=== WORK TO DO ===
Recast the rows below as a Markdown table with two columns, Number and Line, numbering each non-blank line in order and omitting the pictures.

=== THE RECORDS ===
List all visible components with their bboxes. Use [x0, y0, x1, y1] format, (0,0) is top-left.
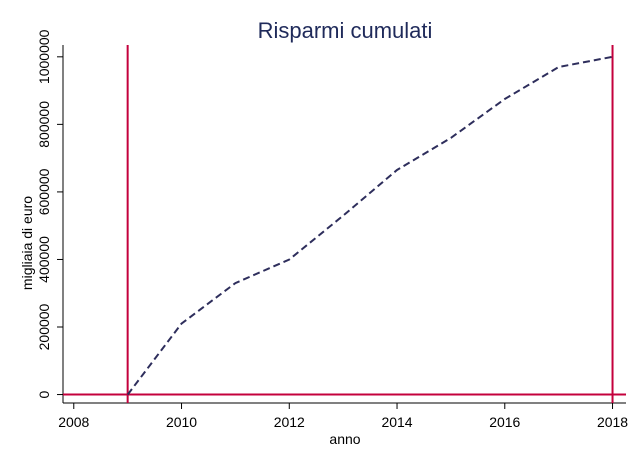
x-tick-label: 2008 [58, 414, 89, 430]
x-tick-label: 2010 [166, 414, 197, 430]
x-tick-label: 2014 [381, 414, 412, 430]
y-tick-label: 800000 [36, 101, 52, 148]
x-axis-label: anno [329, 431, 360, 447]
y-tick-label: 400000 [36, 236, 52, 283]
series-group [126, 55, 613, 396]
x-tick-label: 2016 [489, 414, 520, 430]
x-tick-label: 2012 [274, 414, 305, 430]
series-line [126, 55, 613, 396]
axes: 2008 2010 2012 2014 2016 2018 0 200000 400000 600… [36, 29, 628, 430]
y-tick-label: 1000000 [36, 29, 52, 84]
y-tick-label: 200000 [36, 303, 52, 350]
y-tick-label: 600000 [36, 168, 52, 215]
y-tick-label: 0 [36, 390, 52, 398]
reference-lines [63, 45, 626, 403]
y-axis-label: migliaia di euro [19, 196, 35, 290]
chart-title: Risparmi cumulati [258, 18, 433, 43]
x-tick-label: 2018 [597, 414, 628, 430]
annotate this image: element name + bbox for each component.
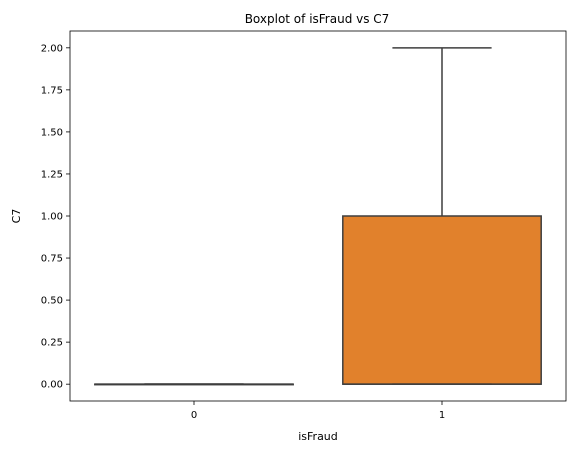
chart-title: Boxplot of isFraud vs C7 [245,12,390,26]
plot-frame [69,30,567,402]
y-tick-label: 1.25 [41,169,63,180]
box-0 [94,383,294,386]
y-tick-label: 0.25 [41,338,63,349]
y-axis: 0.00 0.25 0.50 0.75 1.00 1.25 1.50 1.75 2.00 [41,43,70,391]
x-tick-label: 0 [191,410,197,421]
y-tick-label: 1.75 [41,85,63,96]
y-tick-label: 0.00 [41,380,63,391]
x-tick-label: 1 [439,410,445,421]
x-axis-label: isFraud [298,430,338,443]
y-tick-label: 0.75 [41,254,63,265]
y-tick-label: 2.00 [41,43,63,54]
boxes [94,47,542,386]
y-tick-label: 1.50 [41,127,63,138]
y-axis-label: C7 [10,209,23,224]
box-body [342,215,542,385]
y-tick-label: 0.50 [41,296,63,307]
box-1 [342,47,542,385]
y-tick-label: 1.00 [41,212,63,223]
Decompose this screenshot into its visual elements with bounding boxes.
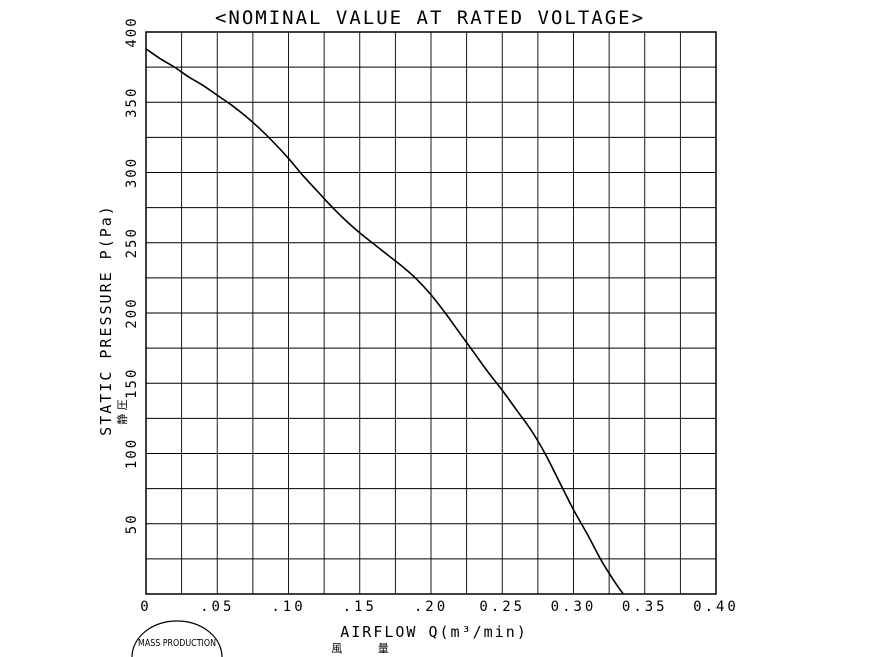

=== SOLUTION TO THE EXERCISE ===
| Number | Line |
|---|---|
| 1 | List all visible components with their bboxes. Use [x0, y0, x1, y1] format, (0,0) is top-left. |
| 2 | x-tick-label: 2008 [58, 414, 89, 430] |
| 3 | x-tick-label: 2010 [166, 414, 197, 430] |
| 4 | x-tick-label: 2014 [381, 414, 412, 430] |
| 5 | y-tick-label: 800000 [36, 101, 52, 148] |
| 6 | x-axis-label: anno [329, 431, 360, 447] |
| 7 | y-tick-label: 400000 [36, 236, 52, 283] |
| 8 | series-group [126, 55, 613, 396] |
| 9 | x-tick-label: 2016 [489, 414, 520, 430] |
| 10 | x-tick-label: 2012 [274, 414, 305, 430] |
| 11 | series-line [126, 55, 613, 396] |
| 12 | axes: 2008 2010 2012 2014 2016 2018 0 200000 400000 600… [36, 29, 628, 430] |
| 13 | y-tick-label: 1000000 [36, 29, 52, 84] |
| 14 | y-tick-label: 200000 [36, 303, 52, 350] |
| 15 | y-tick-label: 600000 [36, 168, 52, 215] |
| 16 | y-tick-label: 0 [36, 390, 52, 398] |
| 17 | reference-lines [63, 45, 626, 403] |
| 18 | y-axis-label: migliaia di euro [19, 196, 35, 290] |
| 19 | chart-title: Risparmi cumulati [258, 18, 433, 43] |
| 20 | x-tick-label: 2018 [597, 414, 628, 430] |
| 21 | annotate this image: element name + bbox for each component. |
| 22 | chart-title: Boxplot of isFraud vs C7 [245,12,390,26] |
| 23 | plot-frame [69,30,567,402] |
| 24 | y-tick-label: 1.25 [41,169,63,180] |
| 25 | box-0 [94,383,294,386] |
| 26 | y-tick-label: 0.25 [41,338,63,349] |
| 27 | y-axis: 0.00 0.25 0.50 0.75 1.00 1.25 1.50 1.75 2.00 [41,43,70,391] |
| 28 | x-tick-label: 0 [191,410,197,421] |
| 29 | y-tick-label: 1.75 [41,85,63,96] |
| 30 | y-tick-label: 0.00 [41,380,63,391] |
| 31 | x-tick-label: 1 [439,410,445,421] |
| 32 | x-axis-label: isFraud [298,430,338,443] |
| 33 | y-tick-label: 0.75 [41,254,63,265] |
| 34 | y-tick-label: 2.00 [41,43,63,54] |
| 35 | boxes [94,47,542,386] |
| 36 | y-tick-label: 1.50 [41,127,63,138] |
| 37 | y-axis-label: C7 [10,209,23,224] |
| 38 | box-body [342,215,542,385] |
| 39 | y-tick-label: 0.50 [41,296,63,307] |
| 40 | box-1 [342,47,542,385] |
| 41 | y-tick-label: 1.00 [41,212,63,223] |
| 42 | Decompose this screenshot into its visual elements with bounding boxes. |